_DATA LISTING:_
——————

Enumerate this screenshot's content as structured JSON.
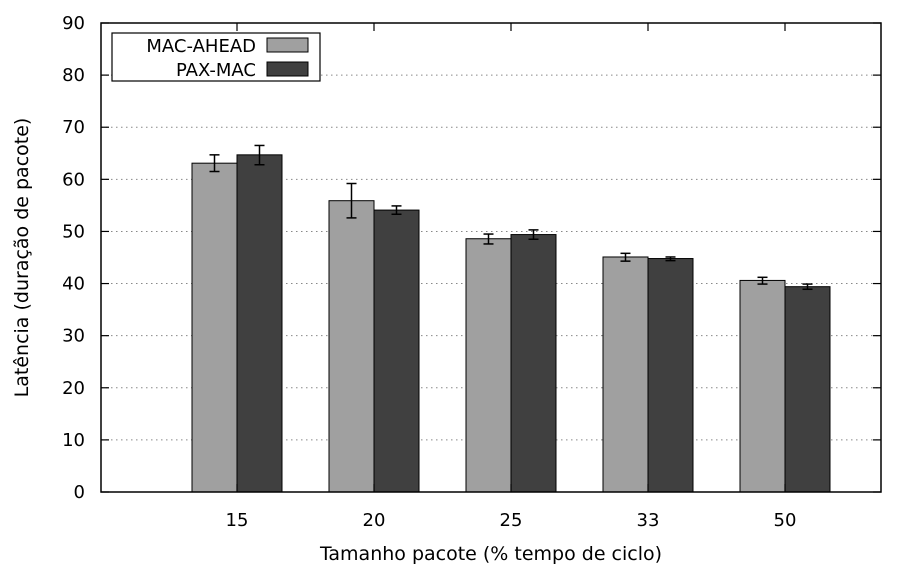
{
  "chart_data": {
    "type": "bar",
    "title": "",
    "xlabel": "Tamanho pacote (% tempo de ciclo)",
    "ylabel": "Latência (duração de pacote)",
    "categories": [
      "15",
      "20",
      "25",
      "33",
      "50"
    ],
    "ylim": [
      0,
      90
    ],
    "yticks": [
      "0",
      "10",
      "20",
      "30",
      "40",
      "50",
      "60",
      "70",
      "80",
      "90"
    ],
    "grid": "horizontal dotted",
    "legend_position": "top-left",
    "series": [
      {
        "name": "MAC-AHEAD",
        "color": "#a0a0a0",
        "values": [
          63.1,
          55.9,
          48.6,
          45.1,
          40.6
        ],
        "error_low": [
          61.5,
          52.6,
          47.6,
          44.3,
          39.9
        ],
        "error_high": [
          64.7,
          59.2,
          49.5,
          45.8,
          41.2
        ]
      },
      {
        "name": "PAX-MAC",
        "color": "#404040",
        "values": [
          64.7,
          54.1,
          49.4,
          44.8,
          39.4
        ],
        "error_low": [
          62.8,
          53.3,
          48.5,
          44.4,
          38.9
        ],
        "error_high": [
          66.5,
          54.9,
          50.3,
          45.1,
          39.9
        ]
      }
    ]
  }
}
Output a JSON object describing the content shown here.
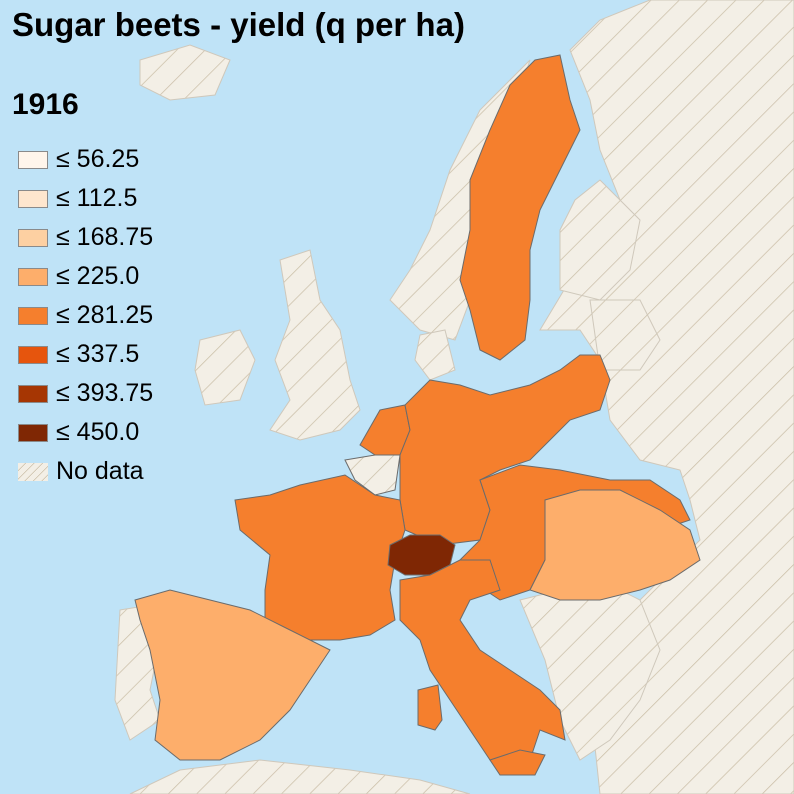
{
  "title": "Sugar beets - yield (q per ha)",
  "year": "1916",
  "colors": {
    "sea": "#bfe3f7",
    "nodata_base": "#f3efe6",
    "nodata_hatch": "#cbbfa8",
    "border": "#6b6b6b"
  },
  "legend": [
    {
      "label": "≤ 56.25",
      "color": "#fff5eb"
    },
    {
      "label": "≤ 112.5",
      "color": "#fee6ce"
    },
    {
      "label": "≤ 168.75",
      "color": "#fdd0a2"
    },
    {
      "label": "≤ 225.0",
      "color": "#fdae6b"
    },
    {
      "label": "≤ 281.25",
      "color": "#f57f2d"
    },
    {
      "label": "≤ 337.5",
      "color": "#e6550d"
    },
    {
      "label": "≤ 393.75",
      "color": "#a63603"
    },
    {
      "label": "≤ 450.0",
      "color": "#7f2704"
    }
  ],
  "no_data_label": "No data",
  "regions": [
    {
      "name": "sweden",
      "class": 4
    },
    {
      "name": "germany",
      "class": 4
    },
    {
      "name": "netherlands",
      "class": 4
    },
    {
      "name": "belgium",
      "class": "nodata"
    },
    {
      "name": "france",
      "class": 4
    },
    {
      "name": "switzerland",
      "class": 7
    },
    {
      "name": "austria",
      "class": 4
    },
    {
      "name": "hungary",
      "class": 3
    },
    {
      "name": "italy",
      "class": 4
    },
    {
      "name": "spain",
      "class": 3
    }
  ]
}
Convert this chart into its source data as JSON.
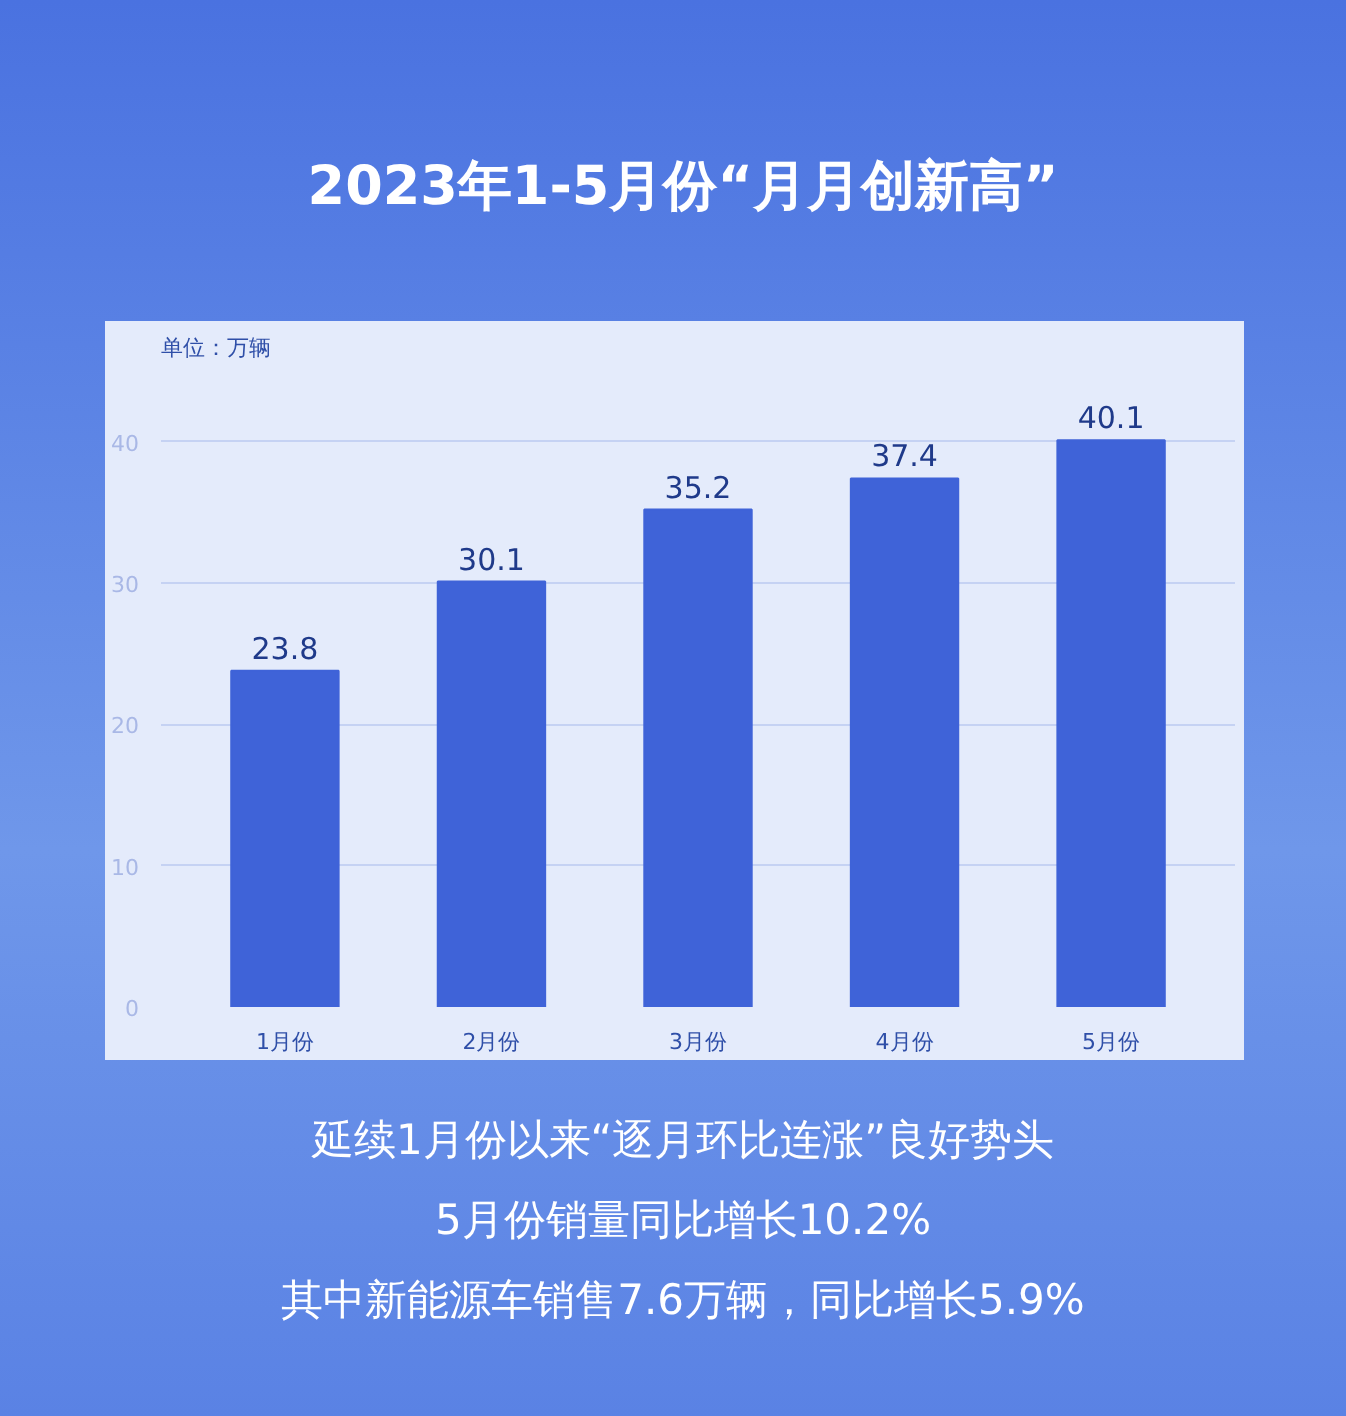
{
  "chart_data": {
    "type": "bar",
    "title": "2023年1-5月份“月月创新高”",
    "ylabel": "单位：万辆",
    "categories": [
      "1月份",
      "2月份",
      "3月份",
      "4月份",
      "5月份"
    ],
    "values": [
      23.8,
      30.1,
      35.2,
      37.4,
      40.1
    ],
    "color": "#3f63d8",
    "ylim": [
      0,
      45
    ],
    "yticks": [
      0,
      10,
      20,
      30,
      40
    ],
    "grid": "y",
    "data_labels": true,
    "annotations": [
      "延续1月份以来“逐月环比连涨”良好势头",
      "5月份销量同比增长10.2%",
      "其中新能源车销售7.6万辆，同比增长5.9%"
    ]
  }
}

——————

_WHAT THE TASK REQUIRES:_ Make an exact copy of every record, pictures excluded.

_EXERCISE SOLUTION:_
Enumerate this screenshot's content as structured JSON.
{
  "chart_data": {
    "type": "bar",
    "title": "",
    "xlabel": "Tamanho pacote (% tempo de ciclo)",
    "ylabel": "Latência (duração de pacote)",
    "categories": [
      "15",
      "20",
      "25",
      "33",
      "50"
    ],
    "ylim": [
      0,
      90
    ],
    "yticks": [
      "0",
      "10",
      "20",
      "30",
      "40",
      "50",
      "60",
      "70",
      "80",
      "90"
    ],
    "grid": "horizontal dotted",
    "legend_position": "top-left",
    "series": [
      {
        "name": "MAC-AHEAD",
        "color": "#a0a0a0",
        "values": [
          63.1,
          55.9,
          48.6,
          45.1,
          40.6
        ],
        "error_low": [
          61.5,
          52.6,
          47.6,
          44.3,
          39.9
        ],
        "error_high": [
          64.7,
          59.2,
          49.5,
          45.8,
          41.2
        ]
      },
      {
        "name": "PAX-MAC",
        "color": "#404040",
        "values": [
          64.7,
          54.1,
          49.4,
          44.8,
          39.4
        ],
        "error_low": [
          62.8,
          53.3,
          48.5,
          44.4,
          38.9
        ],
        "error_high": [
          66.5,
          54.9,
          50.3,
          45.1,
          39.9
        ]
      }
    ]
  }
}
Output a JSON object describing the content shown here.
{
  "title": "Sugar beets - yield (q per ha)",
  "year": "1916",
  "colors": {
    "sea": "#bfe3f7",
    "nodata_base": "#f3efe6",
    "nodata_hatch": "#cbbfa8",
    "border": "#6b6b6b"
  },
  "legend": [
    {
      "label": "≤ 56.25",
      "color": "#fff5eb"
    },
    {
      "label": "≤ 112.5",
      "color": "#fee6ce"
    },
    {
      "label": "≤ 168.75",
      "color": "#fdd0a2"
    },
    {
      "label": "≤ 225.0",
      "color": "#fdae6b"
    },
    {
      "label": "≤ 281.25",
      "color": "#f57f2d"
    },
    {
      "label": "≤ 337.5",
      "color": "#e6550d"
    },
    {
      "label": "≤ 393.75",
      "color": "#a63603"
    },
    {
      "label": "≤ 450.0",
      "color": "#7f2704"
    }
  ],
  "no_data_label": "No data",
  "regions": [
    {
      "name": "sweden",
      "class": 4
    },
    {
      "name": "germany",
      "class": 4
    },
    {
      "name": "netherlands",
      "class": 4
    },
    {
      "name": "belgium",
      "class": "nodata"
    },
    {
      "name": "france",
      "class": 4
    },
    {
      "name": "switzerland",
      "class": 7
    },
    {
      "name": "austria",
      "class": 4
    },
    {
      "name": "hungary",
      "class": 3
    },
    {
      "name": "italy",
      "class": 4
    },
    {
      "name": "spain",
      "class": 3
    }
  ]
}
Convert this chart into its source data as JSON.
{
  "chart_data": {
    "type": "bar",
    "title": "2023年1-5月份“月月创新高”",
    "ylabel": "单位：万辆",
    "categories": [
      "1月份",
      "2月份",
      "3月份",
      "4月份",
      "5月份"
    ],
    "values": [
      23.8,
      30.1,
      35.2,
      37.4,
      40.1
    ],
    "color": "#3f63d8",
    "ylim": [
      0,
      45
    ],
    "yticks": [
      0,
      10,
      20,
      30,
      40
    ],
    "grid": "y",
    "data_labels": true,
    "annotations": [
      "延续1月份以来“逐月环比连涨”良好势头",
      "5月份销量同比增长10.2%",
      "其中新能源车销售7.6万辆，同比增长5.9%"
    ]
  }
}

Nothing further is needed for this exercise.